*Data shown*
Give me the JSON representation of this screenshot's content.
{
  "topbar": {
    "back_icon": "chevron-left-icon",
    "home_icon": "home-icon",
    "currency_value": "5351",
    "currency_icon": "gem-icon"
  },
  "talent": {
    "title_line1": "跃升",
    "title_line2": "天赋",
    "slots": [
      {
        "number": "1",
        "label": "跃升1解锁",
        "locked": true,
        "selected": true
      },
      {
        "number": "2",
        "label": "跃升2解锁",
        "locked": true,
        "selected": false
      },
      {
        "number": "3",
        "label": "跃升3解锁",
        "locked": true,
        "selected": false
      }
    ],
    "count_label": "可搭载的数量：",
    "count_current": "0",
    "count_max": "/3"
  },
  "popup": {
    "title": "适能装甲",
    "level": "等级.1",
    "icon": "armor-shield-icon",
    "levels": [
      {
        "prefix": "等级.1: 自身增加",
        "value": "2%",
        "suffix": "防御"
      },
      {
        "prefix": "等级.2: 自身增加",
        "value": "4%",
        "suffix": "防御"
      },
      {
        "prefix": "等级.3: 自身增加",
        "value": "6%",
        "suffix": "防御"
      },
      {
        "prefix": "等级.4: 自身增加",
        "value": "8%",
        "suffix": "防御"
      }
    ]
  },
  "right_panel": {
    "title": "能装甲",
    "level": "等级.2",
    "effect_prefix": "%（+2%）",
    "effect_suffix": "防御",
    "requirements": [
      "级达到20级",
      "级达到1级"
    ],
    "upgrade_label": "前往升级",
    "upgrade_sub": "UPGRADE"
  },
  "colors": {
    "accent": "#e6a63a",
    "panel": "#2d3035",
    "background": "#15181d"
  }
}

*Do this*
Recopy the entries above exactly, with every line included.

*Task answer*
Give me the JSON representation of this screenshot's content.
{
  "topbar": {
    "back_icon": "chevron-left-icon",
    "home_icon": "home-icon",
    "currency_value": "5351",
    "currency_icon": "gem-icon"
  },
  "talent": {
    "title_line1": "跃升",
    "title_line2": "天赋",
    "slots": [
      {
        "number": "1",
        "label": "跃升1解锁",
        "locked": true,
        "selected": true
      },
      {
        "number": "2",
        "label": "跃升2解锁",
        "locked": true,
        "selected": false
      },
      {
        "number": "3",
        "label": "跃升3解锁",
        "locked": true,
        "selected": false
      }
    ],
    "count_label": "可搭载的数量：",
    "count_current": "0",
    "count_max": "/3"
  },
  "popup": {
    "title": "适能装甲",
    "level": "等级.1",
    "icon": "armor-shield-icon",
    "levels": [
      {
        "prefix": "等级.1: 自身增加",
        "value": "2%",
        "suffix": "防御"
      },
      {
        "prefix": "等级.2: 自身增加",
        "value": "4%",
        "suffix": "防御"
      },
      {
        "prefix": "等级.3: 自身增加",
        "value": "6%",
        "suffix": "防御"
      },
      {
        "prefix": "等级.4: 自身增加",
        "value": "8%",
        "suffix": "防御"
      }
    ]
  },
  "right_panel": {
    "title": "能装甲",
    "level": "等级.2",
    "effect_prefix": "%（+2%）",
    "effect_suffix": "防御",
    "requirements": [
      "级达到20级",
      "级达到1级"
    ],
    "upgrade_label": "前往升级",
    "upgrade_sub": "UPGRADE"
  },
  "colors": {
    "accent": "#e6a63a",
    "panel": "#2d3035",
    "background": "#15181d"
  }
}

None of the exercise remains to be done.